Find how many lines of the listing include the string "alta", and report only that figure.

>> BEGIN

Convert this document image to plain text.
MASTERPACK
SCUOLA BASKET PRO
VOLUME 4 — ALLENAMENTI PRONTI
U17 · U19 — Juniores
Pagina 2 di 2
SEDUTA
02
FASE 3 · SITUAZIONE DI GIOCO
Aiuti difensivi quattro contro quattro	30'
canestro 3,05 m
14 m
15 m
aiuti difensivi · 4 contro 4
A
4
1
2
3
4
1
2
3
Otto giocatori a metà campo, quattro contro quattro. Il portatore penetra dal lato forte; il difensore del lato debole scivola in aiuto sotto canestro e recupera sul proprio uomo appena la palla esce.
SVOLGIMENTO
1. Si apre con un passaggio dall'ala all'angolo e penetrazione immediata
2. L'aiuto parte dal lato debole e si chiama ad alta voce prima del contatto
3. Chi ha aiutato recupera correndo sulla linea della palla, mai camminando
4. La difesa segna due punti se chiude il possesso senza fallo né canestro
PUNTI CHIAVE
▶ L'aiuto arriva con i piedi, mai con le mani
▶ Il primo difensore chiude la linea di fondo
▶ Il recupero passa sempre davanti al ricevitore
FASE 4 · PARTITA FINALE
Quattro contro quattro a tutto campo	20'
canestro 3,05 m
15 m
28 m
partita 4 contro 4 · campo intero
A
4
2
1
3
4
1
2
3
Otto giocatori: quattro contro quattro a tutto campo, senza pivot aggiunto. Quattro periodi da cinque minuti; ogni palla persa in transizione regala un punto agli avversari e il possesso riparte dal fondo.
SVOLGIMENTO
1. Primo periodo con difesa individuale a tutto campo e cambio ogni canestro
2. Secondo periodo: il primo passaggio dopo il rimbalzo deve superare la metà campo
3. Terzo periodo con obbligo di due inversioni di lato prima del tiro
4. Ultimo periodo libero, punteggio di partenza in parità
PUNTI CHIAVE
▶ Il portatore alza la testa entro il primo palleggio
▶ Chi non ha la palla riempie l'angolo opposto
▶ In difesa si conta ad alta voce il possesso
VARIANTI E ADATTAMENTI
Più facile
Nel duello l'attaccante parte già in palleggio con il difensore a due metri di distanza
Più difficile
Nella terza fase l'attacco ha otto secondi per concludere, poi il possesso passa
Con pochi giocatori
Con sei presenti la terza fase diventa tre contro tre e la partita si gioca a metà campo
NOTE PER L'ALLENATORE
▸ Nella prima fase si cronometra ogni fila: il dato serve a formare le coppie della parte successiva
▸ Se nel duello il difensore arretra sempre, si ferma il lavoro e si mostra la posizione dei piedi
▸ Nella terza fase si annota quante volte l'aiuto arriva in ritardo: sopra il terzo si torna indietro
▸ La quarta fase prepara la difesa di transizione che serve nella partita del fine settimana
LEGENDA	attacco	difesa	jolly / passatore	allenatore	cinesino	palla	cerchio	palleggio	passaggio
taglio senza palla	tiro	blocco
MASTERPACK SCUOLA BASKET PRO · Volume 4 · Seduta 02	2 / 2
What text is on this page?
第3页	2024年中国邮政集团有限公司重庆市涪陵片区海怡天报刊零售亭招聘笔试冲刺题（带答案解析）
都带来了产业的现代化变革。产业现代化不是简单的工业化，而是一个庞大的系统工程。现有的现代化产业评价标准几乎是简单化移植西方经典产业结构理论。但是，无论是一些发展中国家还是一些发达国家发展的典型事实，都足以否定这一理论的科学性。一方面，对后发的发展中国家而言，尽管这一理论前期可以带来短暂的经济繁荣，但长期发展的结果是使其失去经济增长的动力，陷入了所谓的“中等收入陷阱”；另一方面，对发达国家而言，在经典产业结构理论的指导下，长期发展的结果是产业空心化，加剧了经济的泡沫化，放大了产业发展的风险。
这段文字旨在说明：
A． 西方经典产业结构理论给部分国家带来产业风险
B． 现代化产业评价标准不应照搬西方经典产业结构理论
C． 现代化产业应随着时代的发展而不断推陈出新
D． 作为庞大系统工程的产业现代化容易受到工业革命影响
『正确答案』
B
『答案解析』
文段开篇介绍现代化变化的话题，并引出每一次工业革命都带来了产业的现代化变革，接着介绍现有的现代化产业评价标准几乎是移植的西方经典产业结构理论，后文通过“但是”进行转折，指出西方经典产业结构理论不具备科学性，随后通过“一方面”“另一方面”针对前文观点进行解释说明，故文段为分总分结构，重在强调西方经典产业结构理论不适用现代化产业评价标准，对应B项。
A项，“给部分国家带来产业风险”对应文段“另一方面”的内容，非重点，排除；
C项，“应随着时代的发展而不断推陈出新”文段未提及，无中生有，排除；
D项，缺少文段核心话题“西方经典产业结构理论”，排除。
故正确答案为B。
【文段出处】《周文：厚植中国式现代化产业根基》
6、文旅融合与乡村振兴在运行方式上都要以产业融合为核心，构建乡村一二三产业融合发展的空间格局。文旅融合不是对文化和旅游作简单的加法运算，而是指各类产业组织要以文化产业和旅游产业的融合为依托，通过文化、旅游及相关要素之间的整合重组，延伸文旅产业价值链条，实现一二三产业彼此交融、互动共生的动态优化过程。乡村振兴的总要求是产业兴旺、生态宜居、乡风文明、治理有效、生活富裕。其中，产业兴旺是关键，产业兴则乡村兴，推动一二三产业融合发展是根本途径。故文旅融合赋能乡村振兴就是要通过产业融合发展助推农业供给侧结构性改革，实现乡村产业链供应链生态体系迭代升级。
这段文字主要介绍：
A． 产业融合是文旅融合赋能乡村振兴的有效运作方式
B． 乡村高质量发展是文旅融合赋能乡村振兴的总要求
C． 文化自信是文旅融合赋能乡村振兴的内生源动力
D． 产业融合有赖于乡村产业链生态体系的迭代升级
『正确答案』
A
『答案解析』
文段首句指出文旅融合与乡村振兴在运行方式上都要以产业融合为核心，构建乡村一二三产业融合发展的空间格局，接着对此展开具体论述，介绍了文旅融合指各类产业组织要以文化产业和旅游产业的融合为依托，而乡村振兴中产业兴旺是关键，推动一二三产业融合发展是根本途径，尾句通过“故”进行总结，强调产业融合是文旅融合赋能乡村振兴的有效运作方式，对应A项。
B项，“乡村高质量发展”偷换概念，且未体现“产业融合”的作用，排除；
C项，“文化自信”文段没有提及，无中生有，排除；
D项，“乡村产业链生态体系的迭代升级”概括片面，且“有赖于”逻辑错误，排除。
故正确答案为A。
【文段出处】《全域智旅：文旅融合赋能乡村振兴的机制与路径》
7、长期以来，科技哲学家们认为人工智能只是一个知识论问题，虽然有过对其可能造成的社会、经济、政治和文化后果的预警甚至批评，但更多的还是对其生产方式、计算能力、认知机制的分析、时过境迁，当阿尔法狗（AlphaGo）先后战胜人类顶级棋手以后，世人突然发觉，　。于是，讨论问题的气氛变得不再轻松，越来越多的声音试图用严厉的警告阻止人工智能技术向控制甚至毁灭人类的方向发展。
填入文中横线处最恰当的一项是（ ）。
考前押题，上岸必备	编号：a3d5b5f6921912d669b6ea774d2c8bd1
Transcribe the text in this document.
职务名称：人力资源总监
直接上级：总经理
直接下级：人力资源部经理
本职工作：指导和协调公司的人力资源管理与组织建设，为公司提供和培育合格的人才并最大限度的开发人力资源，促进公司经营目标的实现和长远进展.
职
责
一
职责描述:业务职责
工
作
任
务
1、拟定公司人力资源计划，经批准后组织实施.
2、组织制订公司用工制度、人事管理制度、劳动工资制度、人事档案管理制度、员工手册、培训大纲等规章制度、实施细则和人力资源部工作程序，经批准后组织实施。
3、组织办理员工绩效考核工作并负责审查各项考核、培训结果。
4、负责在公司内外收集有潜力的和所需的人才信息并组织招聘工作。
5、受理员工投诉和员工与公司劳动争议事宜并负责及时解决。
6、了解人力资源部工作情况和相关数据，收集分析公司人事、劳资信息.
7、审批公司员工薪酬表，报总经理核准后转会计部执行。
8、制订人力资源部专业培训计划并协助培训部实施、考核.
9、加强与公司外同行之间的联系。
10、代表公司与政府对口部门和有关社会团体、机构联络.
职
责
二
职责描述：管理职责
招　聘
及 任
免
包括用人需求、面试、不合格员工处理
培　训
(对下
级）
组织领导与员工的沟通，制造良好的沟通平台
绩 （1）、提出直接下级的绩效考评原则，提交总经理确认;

>> END

§ IN RESPONSE:
2